(Raw records)
####
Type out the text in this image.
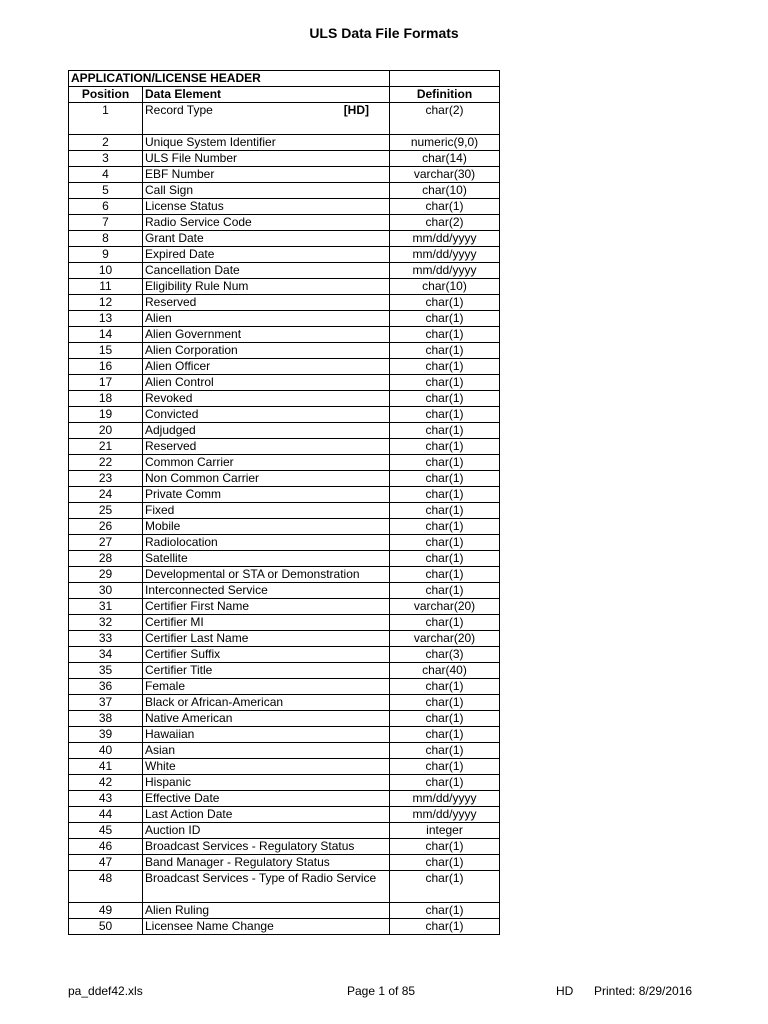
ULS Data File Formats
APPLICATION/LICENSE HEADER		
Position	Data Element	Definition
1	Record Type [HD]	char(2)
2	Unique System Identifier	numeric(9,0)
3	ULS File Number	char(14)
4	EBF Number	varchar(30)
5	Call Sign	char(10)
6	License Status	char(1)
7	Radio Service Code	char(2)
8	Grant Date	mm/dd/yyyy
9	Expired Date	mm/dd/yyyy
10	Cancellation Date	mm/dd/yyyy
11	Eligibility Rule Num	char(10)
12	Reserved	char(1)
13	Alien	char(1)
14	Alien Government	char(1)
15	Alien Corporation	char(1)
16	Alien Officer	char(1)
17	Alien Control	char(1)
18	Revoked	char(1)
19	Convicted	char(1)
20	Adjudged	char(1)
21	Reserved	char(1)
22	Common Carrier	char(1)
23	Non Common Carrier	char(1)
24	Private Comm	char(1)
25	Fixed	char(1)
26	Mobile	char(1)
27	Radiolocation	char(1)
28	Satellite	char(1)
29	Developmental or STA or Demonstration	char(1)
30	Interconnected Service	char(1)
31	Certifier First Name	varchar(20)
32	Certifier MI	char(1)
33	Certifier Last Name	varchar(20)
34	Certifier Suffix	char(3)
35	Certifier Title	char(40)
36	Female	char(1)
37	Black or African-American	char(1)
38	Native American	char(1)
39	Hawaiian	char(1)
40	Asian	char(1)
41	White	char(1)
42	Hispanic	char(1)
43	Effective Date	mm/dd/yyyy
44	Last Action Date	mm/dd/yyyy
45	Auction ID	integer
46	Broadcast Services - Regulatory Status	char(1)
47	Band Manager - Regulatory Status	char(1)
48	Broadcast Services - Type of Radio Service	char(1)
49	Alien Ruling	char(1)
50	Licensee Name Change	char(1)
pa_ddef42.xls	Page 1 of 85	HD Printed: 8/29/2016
####
:: Given task ::
Leave out the pictures and restate everything else word for word.

:: Task solution ::
Type out the text in this image.
ULS Data File Formats
APPLICATION/LICENSE HEADER		
Position	Data Element	Definition
1	Record Type [HD]	char(2)
2	Unique System Identifier	numeric(9,0)
3	ULS File Number	char(14)
4	EBF Number	varchar(30)
5	Call Sign	char(10)
6	License Status	char(1)
7	Radio Service Code	char(2)
8	Grant Date	mm/dd/yyyy
9	Expired Date	mm/dd/yyyy
10	Cancellation Date	mm/dd/yyyy
11	Eligibility Rule Num	char(10)
12	Reserved	char(1)
13	Alien	char(1)
14	Alien Government	char(1)
15	Alien Corporation	char(1)
16	Alien Officer	char(1)
17	Alien Control	char(1)
18	Revoked	char(1)
19	Convicted	char(1)
20	Adjudged	char(1)
21	Reserved	char(1)
22	Common Carrier	char(1)
23	Non Common Carrier	char(1)
24	Private Comm	char(1)
25	Fixed	char(1)
26	Mobile	char(1)
27	Radiolocation	char(1)
28	Satellite	char(1)
29	Developmental or STA or Demonstration	char(1)
30	Interconnected Service	char(1)
31	Certifier First Name	varchar(20)
32	Certifier MI	char(1)
33	Certifier Last Name	varchar(20)
34	Certifier Suffix	char(3)
35	Certifier Title	char(40)
36	Female	char(1)
37	Black or African-American	char(1)
38	Native American	char(1)
39	Hawaiian	char(1)
40	Asian	char(1)
41	White	char(1)
42	Hispanic	char(1)
43	Effective Date	mm/dd/yyyy
44	Last Action Date	mm/dd/yyyy
45	Auction ID	integer
46	Broadcast Services - Regulatory Status	char(1)
47	Band Manager - Regulatory Status	char(1)
48	Broadcast Services - Type of Radio Service	char(1)
49	Alien Ruling	char(1)
50	Licensee Name Change	char(1)
pa_ddef42.xls	Page 1 of 85	HD Printed: 8/29/2016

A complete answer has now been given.